(Extracted records)
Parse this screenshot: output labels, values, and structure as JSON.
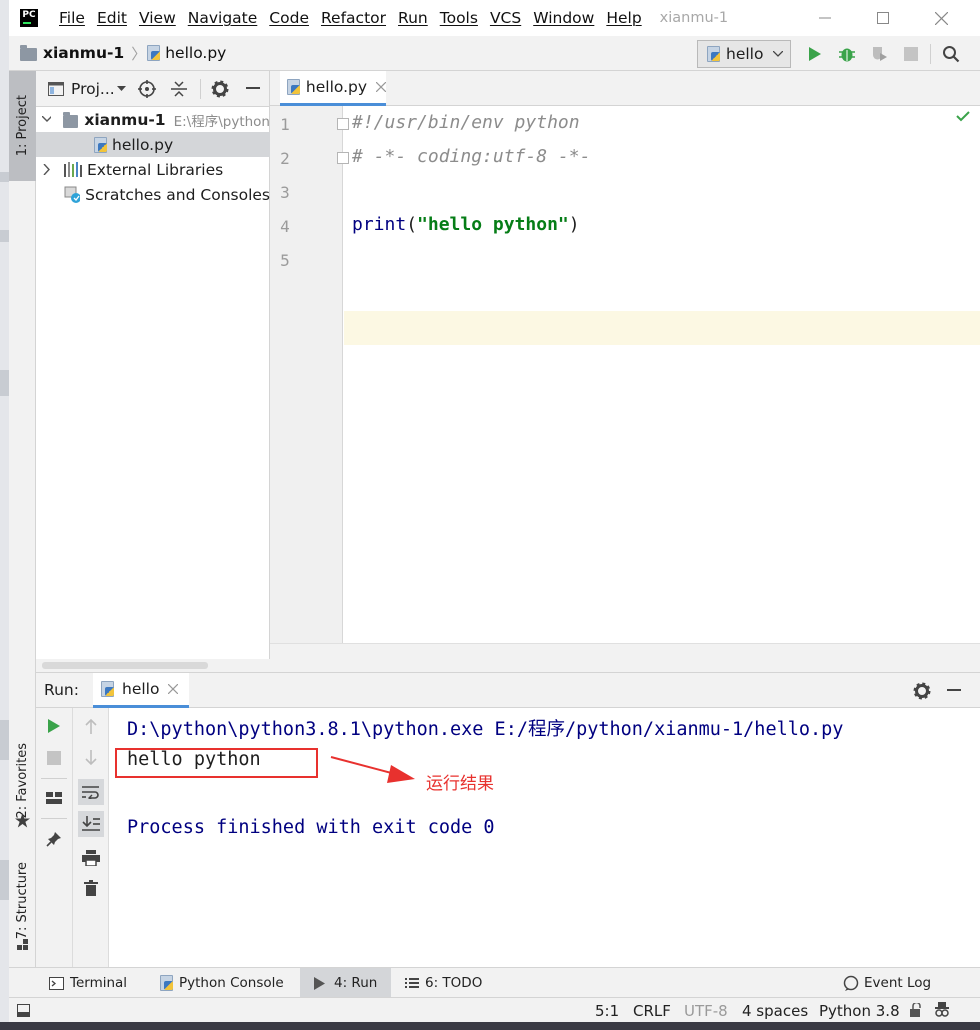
{
  "window": {
    "title": "xianmu-1",
    "menu": [
      "File",
      "Edit",
      "View",
      "Navigate",
      "Code",
      "Refactor",
      "Run",
      "Tools",
      "VCS",
      "Window",
      "Help"
    ],
    "logo_text": "PC"
  },
  "navbar": {
    "project": "xianmu-1",
    "file": "hello.py",
    "run_config": "hello"
  },
  "side_tabs": {
    "project": "1: Project",
    "favorites": "2: Favorites",
    "structure": "7: Structure"
  },
  "project_panel": {
    "header": "Proj...",
    "tree": [
      {
        "label": "xianmu-1",
        "path": "E:\\程序\\python"
      },
      {
        "label": "hello.py"
      },
      {
        "label": "External Libraries"
      },
      {
        "label": "Scratches and Consoles"
      }
    ]
  },
  "editor": {
    "tab": "hello.py",
    "line_numbers": [
      "1",
      "2",
      "3",
      "4",
      "5"
    ],
    "code": {
      "line1": "#!/usr/bin/env python",
      "line2": "# -*- coding:utf-8 -*-",
      "line4_fn": "print",
      "line4_open": "(",
      "line4_str": "\"hello python\"",
      "line4_close": ")"
    }
  },
  "run_panel": {
    "label": "Run:",
    "tab": "hello",
    "output": {
      "command": "D:\\python\\python3.8.1\\python.exe E:/程序/python/xianmu-1/hello.py",
      "result": "hello python",
      "finished": "Process finished with exit code 0"
    },
    "annotation": "运行结果",
    "annotation_color": "#e8312e"
  },
  "bottom_tabs": {
    "terminal": "Terminal",
    "python_console": "Python Console",
    "run": "4: Run",
    "todo": "6: TODO",
    "event_log": "Event Log"
  },
  "status": {
    "position": "5:1",
    "line_sep": "CRLF",
    "encoding": "UTF-8",
    "indent": "4 spaces",
    "interpreter": "Python 3.8"
  }
}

### Stated goal
Pick each line holding the word "xianmu" out of the listing.

### Finished answer
    "title": "xianmu-1",
    "project": "xianmu-1",
        "label": "xianmu-1",
      "command": "D:\\python\\python3.8.1\\python.exe E:/程序/python/xianmu-1/hello.py",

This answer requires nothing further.